* Data for this exercise *

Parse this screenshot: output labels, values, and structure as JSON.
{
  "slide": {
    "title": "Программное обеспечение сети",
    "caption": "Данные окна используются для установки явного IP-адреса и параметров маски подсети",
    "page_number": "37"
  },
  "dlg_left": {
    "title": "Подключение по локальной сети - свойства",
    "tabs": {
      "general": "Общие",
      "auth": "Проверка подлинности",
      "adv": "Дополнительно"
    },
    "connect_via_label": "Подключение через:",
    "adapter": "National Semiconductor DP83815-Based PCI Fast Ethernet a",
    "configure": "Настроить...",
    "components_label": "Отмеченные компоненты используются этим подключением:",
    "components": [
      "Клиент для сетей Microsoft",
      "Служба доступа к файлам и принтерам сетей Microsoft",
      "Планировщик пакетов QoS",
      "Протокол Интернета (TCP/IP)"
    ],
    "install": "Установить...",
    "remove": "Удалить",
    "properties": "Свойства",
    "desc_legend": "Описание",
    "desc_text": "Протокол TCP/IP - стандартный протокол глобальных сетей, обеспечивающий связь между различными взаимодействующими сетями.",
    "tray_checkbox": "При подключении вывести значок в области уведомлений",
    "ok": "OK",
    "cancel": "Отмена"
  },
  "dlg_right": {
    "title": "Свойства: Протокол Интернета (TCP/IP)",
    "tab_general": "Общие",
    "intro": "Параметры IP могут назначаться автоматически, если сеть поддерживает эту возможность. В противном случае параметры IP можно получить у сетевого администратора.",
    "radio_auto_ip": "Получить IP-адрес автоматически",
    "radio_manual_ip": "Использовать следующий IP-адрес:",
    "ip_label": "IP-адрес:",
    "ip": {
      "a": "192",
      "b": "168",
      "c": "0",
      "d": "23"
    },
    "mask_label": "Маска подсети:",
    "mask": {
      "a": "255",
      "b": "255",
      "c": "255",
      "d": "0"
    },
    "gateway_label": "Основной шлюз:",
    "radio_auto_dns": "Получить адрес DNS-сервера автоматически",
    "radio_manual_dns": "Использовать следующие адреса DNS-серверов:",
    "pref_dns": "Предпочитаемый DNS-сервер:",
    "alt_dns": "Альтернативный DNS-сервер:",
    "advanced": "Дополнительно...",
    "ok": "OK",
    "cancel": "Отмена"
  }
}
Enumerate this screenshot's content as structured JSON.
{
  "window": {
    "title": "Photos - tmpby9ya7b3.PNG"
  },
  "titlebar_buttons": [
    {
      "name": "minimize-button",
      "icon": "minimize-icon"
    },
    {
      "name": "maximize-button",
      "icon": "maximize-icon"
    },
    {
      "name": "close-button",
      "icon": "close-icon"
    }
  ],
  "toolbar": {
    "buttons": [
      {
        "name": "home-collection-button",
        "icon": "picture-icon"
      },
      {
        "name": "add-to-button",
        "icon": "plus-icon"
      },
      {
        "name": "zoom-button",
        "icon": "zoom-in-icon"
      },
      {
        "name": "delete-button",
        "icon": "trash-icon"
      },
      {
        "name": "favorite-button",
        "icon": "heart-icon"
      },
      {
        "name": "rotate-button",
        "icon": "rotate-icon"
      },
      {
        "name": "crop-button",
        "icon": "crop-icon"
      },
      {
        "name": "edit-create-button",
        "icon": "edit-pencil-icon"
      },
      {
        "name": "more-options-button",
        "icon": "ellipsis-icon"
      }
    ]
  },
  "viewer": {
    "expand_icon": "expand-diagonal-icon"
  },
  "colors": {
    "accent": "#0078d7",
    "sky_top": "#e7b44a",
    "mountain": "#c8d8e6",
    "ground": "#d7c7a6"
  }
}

* What this task involves *
Copy each entry exactly, with nothing added or dropped.

* Solved exercise *
Parse this screenshot: output labels, values, and structure as JSON.
{
  "slide": {
    "title": "Программное обеспечение сети",
    "caption": "Данные окна используются для установки явного IP-адреса и параметров маски подсети",
    "page_number": "37"
  },
  "dlg_left": {
    "title": "Подключение по локальной сети - свойства",
    "tabs": {
      "general": "Общие",
      "auth": "Проверка подлинности",
      "adv": "Дополнительно"
    },
    "connect_via_label": "Подключение через:",
    "adapter": "National Semiconductor DP83815-Based PCI Fast Ethernet a",
    "configure": "Настроить...",
    "components_label": "Отмеченные компоненты используются этим подключением:",
    "components": [
      "Клиент для сетей Microsoft",
      "Служба доступа к файлам и принтерам сетей Microsoft",
      "Планировщик пакетов QoS",
      "Протокол Интернета (TCP/IP)"
    ],
    "install": "Установить...",
    "remove": "Удалить",
    "properties": "Свойства",
    "desc_legend": "Описание",
    "desc_text": "Протокол TCP/IP - стандартный протокол глобальных сетей, обеспечивающий связь между различными взаимодействующими сетями.",
    "tray_checkbox": "При подключении вывести значок в области уведомлений",
    "ok": "OK",
    "cancel": "Отмена"
  },
  "dlg_right": {
    "title": "Свойства: Протокол Интернета (TCP/IP)",
    "tab_general": "Общие",
    "intro": "Параметры IP могут назначаться автоматически, если сеть поддерживает эту возможность. В противном случае параметры IP можно получить у сетевого администратора.",
    "radio_auto_ip": "Получить IP-адрес автоматически",
    "radio_manual_ip": "Использовать следующий IP-адрес:",
    "ip_label": "IP-адрес:",
    "ip": {
      "a": "192",
      "b": "168",
      "c": "0",
      "d": "23"
    },
    "mask_label": "Маска подсети:",
    "mask": {
      "a": "255",
      "b": "255",
      "c": "255",
      "d": "0"
    },
    "gateway_label": "Основной шлюз:",
    "radio_auto_dns": "Получить адрес DNS-сервера автоматически",
    "radio_manual_dns": "Использовать следующие адреса DNS-серверов:",
    "pref_dns": "Предпочитаемый DNS-сервер:",
    "alt_dns": "Альтернативный DNS-сервер:",
    "advanced": "Дополнительно...",
    "ok": "OK",
    "cancel": "Отмена"
  }
}
Enumerate this screenshot's content as structured JSON.
{
  "window": {
    "title": "Photos - tmpby9ya7b3.PNG"
  },
  "titlebar_buttons": [
    {
      "name": "minimize-button",
      "icon": "minimize-icon"
    },
    {
      "name": "maximize-button",
      "icon": "maximize-icon"
    },
    {
      "name": "close-button",
      "icon": "close-icon"
    }
  ],
  "toolbar": {
    "buttons": [
      {
        "name": "home-collection-button",
        "icon": "picture-icon"
      },
      {
        "name": "add-to-button",
        "icon": "plus-icon"
      },
      {
        "name": "zoom-button",
        "icon": "zoom-in-icon"
      },
      {
        "name": "delete-button",
        "icon": "trash-icon"
      },
      {
        "name": "favorite-button",
        "icon": "heart-icon"
      },
      {
        "name": "rotate-button",
        "icon": "rotate-icon"
      },
      {
        "name": "crop-button",
        "icon": "crop-icon"
      },
      {
        "name": "edit-create-button",
        "icon": "edit-pencil-icon"
      },
      {
        "name": "more-options-button",
        "icon": "ellipsis-icon"
      }
    ]
  },
  "viewer": {
    "expand_icon": "expand-diagonal-icon"
  },
  "colors": {
    "accent": "#0078d7",
    "sky_top": "#e7b44a",
    "mountain": "#c8d8e6",
    "ground": "#d7c7a6"
  }
}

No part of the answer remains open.